• [Set exercise] Print verbatim every line starting at the one that contains "Give me the" and ending at the final line of the records; include both endpoints.

• [Extracted records]

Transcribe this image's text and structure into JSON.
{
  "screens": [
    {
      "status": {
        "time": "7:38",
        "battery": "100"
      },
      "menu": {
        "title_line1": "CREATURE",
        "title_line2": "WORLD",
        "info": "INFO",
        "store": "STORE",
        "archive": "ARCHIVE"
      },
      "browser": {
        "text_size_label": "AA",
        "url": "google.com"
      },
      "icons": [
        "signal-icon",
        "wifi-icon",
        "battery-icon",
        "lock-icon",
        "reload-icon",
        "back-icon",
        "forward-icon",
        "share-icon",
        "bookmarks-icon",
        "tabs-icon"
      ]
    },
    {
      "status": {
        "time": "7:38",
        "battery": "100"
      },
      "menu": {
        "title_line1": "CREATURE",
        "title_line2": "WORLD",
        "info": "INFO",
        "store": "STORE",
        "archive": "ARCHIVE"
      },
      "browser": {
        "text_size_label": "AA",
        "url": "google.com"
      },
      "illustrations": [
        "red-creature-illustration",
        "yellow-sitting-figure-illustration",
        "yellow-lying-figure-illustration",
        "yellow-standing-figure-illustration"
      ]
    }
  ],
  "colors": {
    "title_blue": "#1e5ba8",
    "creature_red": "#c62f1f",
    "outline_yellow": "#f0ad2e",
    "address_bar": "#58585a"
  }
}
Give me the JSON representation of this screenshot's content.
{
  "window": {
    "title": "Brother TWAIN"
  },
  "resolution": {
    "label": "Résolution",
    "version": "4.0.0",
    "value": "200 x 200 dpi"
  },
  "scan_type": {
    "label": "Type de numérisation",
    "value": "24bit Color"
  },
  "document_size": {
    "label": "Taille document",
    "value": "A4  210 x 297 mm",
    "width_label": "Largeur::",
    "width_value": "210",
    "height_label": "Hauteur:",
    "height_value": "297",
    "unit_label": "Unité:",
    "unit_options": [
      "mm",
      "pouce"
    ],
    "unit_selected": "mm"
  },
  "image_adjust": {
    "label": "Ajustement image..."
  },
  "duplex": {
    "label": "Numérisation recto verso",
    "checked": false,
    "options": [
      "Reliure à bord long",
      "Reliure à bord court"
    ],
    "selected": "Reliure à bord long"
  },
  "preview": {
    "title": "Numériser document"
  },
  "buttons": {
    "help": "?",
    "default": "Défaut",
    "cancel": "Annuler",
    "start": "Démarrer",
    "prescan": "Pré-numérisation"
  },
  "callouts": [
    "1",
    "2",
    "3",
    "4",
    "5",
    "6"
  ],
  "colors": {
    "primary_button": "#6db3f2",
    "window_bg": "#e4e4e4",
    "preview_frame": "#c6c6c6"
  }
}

• [Task result]
Give me the JSON representation of this screenshot's content.
{
  "window": {
    "title": "Brother TWAIN"
  },
  "resolution": {
    "label": "Résolution",
    "version": "4.0.0",
    "value": "200 x 200 dpi"
  },
  "scan_type": {
    "label": "Type de numérisation",
    "value": "24bit Color"
  },
  "document_size": {
    "label": "Taille document",
    "value": "A4  210 x 297 mm",
    "width_label": "Largeur::",
    "width_value": "210",
    "height_label": "Hauteur:",
    "height_value": "297",
    "unit_label": "Unité:",
    "unit_options": [
      "mm",
      "pouce"
    ],
    "unit_selected": "mm"
  },
  "image_adjust": {
    "label": "Ajustement image..."
  },
  "duplex": {
    "label": "Numérisation recto verso",
    "checked": false,
    "options": [
      "Reliure à bord long",
      "Reliure à bord court"
    ],
    "selected": "Reliure à bord long"
  },
  "preview": {
    "title": "Numériser document"
  },
  "buttons": {
    "help": "?",
    "default": "Défaut",
    "cancel": "Annuler",
    "start": "Démarrer",
    "prescan": "Pré-numérisation"
  },
  "callouts": [
    "1",
    "2",
    "3",
    "4",
    "5",
    "6"
  ],
  "colors": {
    "primary_button": "#6db3f2",
    "window_bg": "#e4e4e4",
    "preview_frame": "#c6c6c6"
  }
}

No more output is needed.